→ **Extracted data entries**
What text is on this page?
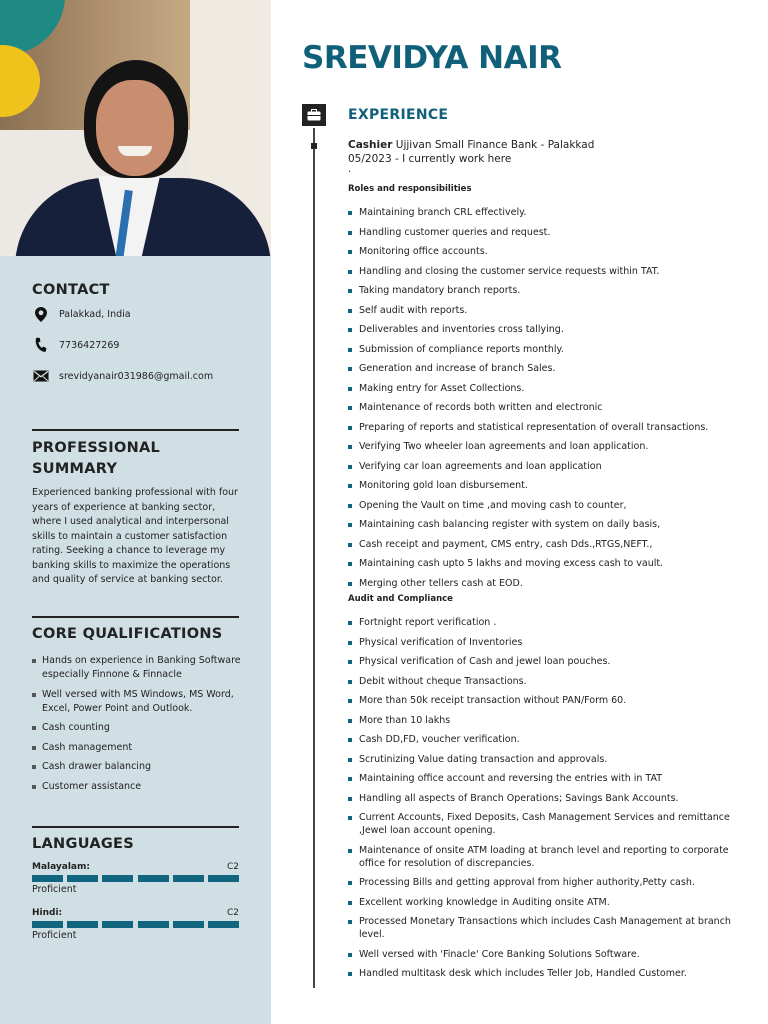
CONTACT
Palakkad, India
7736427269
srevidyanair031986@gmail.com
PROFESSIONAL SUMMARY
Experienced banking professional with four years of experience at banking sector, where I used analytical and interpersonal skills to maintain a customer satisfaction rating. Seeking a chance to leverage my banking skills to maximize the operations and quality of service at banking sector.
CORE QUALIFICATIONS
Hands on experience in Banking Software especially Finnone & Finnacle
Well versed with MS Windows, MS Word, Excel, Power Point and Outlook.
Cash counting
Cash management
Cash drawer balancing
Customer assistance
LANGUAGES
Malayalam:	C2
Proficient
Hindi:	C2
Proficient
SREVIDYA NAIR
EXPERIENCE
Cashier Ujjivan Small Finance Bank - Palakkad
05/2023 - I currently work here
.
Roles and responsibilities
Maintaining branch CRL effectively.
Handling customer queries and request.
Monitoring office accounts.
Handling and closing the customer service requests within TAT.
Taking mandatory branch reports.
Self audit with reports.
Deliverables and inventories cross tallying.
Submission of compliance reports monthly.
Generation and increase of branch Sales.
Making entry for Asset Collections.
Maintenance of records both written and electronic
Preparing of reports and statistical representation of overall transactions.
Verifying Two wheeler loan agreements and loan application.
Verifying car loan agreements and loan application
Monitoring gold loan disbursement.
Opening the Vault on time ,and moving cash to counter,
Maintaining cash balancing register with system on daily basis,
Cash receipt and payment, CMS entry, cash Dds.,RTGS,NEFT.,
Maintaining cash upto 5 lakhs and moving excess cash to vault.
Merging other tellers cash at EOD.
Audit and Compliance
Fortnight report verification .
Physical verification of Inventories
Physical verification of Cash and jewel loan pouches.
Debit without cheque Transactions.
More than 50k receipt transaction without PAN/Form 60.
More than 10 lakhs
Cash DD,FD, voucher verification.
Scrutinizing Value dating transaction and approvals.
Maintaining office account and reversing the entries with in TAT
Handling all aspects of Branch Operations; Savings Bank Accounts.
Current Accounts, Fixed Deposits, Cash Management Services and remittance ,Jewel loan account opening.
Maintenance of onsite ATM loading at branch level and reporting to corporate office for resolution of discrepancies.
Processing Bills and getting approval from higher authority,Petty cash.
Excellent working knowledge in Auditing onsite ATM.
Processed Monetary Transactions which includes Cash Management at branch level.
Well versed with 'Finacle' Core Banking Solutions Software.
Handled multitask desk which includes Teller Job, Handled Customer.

→ **DIRECTIONS**
Copy all the entries word for word. Omit any pictures.

→ **RESULT**
What text is on this page?
CONTACT
Palakkad, India
7736427269
srevidyanair031986@gmail.com
PROFESSIONAL SUMMARY
Experienced banking professional with four years of experience at banking sector, where I used analytical and interpersonal skills to maintain a customer satisfaction rating. Seeking a chance to leverage my banking skills to maximize the operations and quality of service at banking sector.
CORE QUALIFICATIONS
Hands on experience in Banking Software especially Finnone & Finnacle
Well versed with MS Windows, MS Word, Excel, Power Point and Outlook.
Cash counting
Cash management
Cash drawer balancing
Customer assistance
LANGUAGES
Malayalam:	C2
Proficient
Hindi:	C2
Proficient
SREVIDYA NAIR
EXPERIENCE
Cashier Ujjivan Small Finance Bank - Palakkad
05/2023 - I currently work here
.
Roles and responsibilities
Maintaining branch CRL effectively.
Handling customer queries and request.
Monitoring office accounts.
Handling and closing the customer service requests within TAT.
Taking mandatory branch reports.
Self audit with reports.
Deliverables and inventories cross tallying.
Submission of compliance reports monthly.
Generation and increase of branch Sales.
Making entry for Asset Collections.
Maintenance of records both written and electronic
Preparing of reports and statistical representation of overall transactions.
Verifying Two wheeler loan agreements and loan application.
Verifying car loan agreements and loan application
Monitoring gold loan disbursement.
Opening the Vault on time ,and moving cash to counter,
Maintaining cash balancing register with system on daily basis,
Cash receipt and payment, CMS entry, cash Dds.,RTGS,NEFT.,
Maintaining cash upto 5 lakhs and moving excess cash to vault.
Merging other tellers cash at EOD.
Audit and Compliance
Fortnight report verification .
Physical verification of Inventories
Physical verification of Cash and jewel loan pouches.
Debit without cheque Transactions.
More than 50k receipt transaction without PAN/Form 60.
More than 10 lakhs
Cash DD,FD, voucher verification.
Scrutinizing Value dating transaction and approvals.
Maintaining office account and reversing the entries with in TAT
Handling all aspects of Branch Operations; Savings Bank Accounts.
Current Accounts, Fixed Deposits, Cash Management Services and remittance ,Jewel loan account opening.
Maintenance of onsite ATM loading at branch level and reporting to corporate office for resolution of discrepancies.
Processing Bills and getting approval from higher authority,Petty cash.
Excellent working knowledge in Auditing onsite ATM.
Processed Monetary Transactions which includes Cash Management at branch level.
Well versed with 'Finacle' Core Banking Solutions Software.
Handled multitask desk which includes Teller Job, Handled Customer.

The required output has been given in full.